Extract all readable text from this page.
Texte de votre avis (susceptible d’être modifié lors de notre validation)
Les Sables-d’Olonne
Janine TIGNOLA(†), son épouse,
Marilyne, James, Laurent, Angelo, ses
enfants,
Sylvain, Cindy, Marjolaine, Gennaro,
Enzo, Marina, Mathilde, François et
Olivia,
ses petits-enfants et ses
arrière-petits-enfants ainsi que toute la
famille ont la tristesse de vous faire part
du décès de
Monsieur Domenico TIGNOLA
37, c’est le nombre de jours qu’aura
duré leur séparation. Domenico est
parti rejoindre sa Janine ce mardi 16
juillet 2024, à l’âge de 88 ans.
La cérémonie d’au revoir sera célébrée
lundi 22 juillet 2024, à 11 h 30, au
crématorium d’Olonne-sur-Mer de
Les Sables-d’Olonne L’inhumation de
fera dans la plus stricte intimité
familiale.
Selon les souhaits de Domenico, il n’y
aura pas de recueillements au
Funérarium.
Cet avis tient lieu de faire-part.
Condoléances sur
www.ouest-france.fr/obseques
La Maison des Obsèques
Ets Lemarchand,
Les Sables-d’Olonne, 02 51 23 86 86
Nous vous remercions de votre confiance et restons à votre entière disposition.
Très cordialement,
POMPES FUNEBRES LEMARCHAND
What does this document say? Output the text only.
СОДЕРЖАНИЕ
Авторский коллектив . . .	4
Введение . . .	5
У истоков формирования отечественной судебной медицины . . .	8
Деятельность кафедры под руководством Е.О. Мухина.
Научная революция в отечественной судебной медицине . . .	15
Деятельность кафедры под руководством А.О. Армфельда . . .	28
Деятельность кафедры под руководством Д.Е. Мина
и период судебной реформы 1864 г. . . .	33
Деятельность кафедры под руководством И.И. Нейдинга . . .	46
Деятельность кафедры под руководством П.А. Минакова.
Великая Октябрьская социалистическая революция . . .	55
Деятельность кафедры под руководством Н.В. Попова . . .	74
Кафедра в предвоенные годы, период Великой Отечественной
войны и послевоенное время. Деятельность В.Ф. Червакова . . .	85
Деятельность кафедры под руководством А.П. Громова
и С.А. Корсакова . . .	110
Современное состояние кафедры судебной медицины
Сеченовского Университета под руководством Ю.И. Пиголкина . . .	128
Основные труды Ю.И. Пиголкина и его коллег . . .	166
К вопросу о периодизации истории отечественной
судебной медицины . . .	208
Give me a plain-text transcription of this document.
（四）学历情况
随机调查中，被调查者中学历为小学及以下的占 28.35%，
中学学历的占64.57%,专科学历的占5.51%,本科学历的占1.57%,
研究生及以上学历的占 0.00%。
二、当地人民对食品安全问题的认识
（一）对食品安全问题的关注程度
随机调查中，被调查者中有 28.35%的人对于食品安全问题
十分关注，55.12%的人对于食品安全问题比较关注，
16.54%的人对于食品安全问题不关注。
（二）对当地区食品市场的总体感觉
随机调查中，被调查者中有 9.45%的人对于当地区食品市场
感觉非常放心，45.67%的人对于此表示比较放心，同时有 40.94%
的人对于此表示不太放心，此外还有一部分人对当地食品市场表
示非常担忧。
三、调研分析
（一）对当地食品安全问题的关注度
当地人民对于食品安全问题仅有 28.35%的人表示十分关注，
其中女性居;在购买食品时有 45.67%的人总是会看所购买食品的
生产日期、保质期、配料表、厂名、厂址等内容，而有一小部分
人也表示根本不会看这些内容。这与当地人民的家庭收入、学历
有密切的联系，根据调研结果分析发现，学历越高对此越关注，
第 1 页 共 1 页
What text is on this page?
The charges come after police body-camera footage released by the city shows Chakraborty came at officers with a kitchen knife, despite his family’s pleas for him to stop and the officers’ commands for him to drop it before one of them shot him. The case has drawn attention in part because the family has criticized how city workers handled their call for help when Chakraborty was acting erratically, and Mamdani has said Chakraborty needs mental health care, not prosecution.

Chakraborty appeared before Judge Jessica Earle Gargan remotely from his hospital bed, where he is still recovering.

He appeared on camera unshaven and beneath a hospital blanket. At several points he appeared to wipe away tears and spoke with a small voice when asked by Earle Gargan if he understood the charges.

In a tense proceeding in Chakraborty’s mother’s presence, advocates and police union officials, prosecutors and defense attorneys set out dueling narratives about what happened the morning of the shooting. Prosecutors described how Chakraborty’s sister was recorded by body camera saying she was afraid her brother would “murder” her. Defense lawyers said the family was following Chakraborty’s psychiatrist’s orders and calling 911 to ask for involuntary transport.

========

**REQUIRED TASK:** Copy out every line of the material above that mentions the word "charges".

**REPLY TO THE EXERCISE:**
The charges come after police body-camera footage released by the city shows Chakraborty came at officers with a kitchen knife, despite his family’s pleas for him to stop and the officers’ commands for him to drop it before one of them shot him. The case has drawn attention in part because the family has criticized how city workers handled their call for help when Chakraborty was acting erratically, and Mamdani has said Chakraborty needs mental health care, not prosecution.
He appeared on camera unshaven and beneath a hospital blanket. At several points he appeared to wipe away tears and spoke with a small voice when asked by Earle Gargan if he understood the charges.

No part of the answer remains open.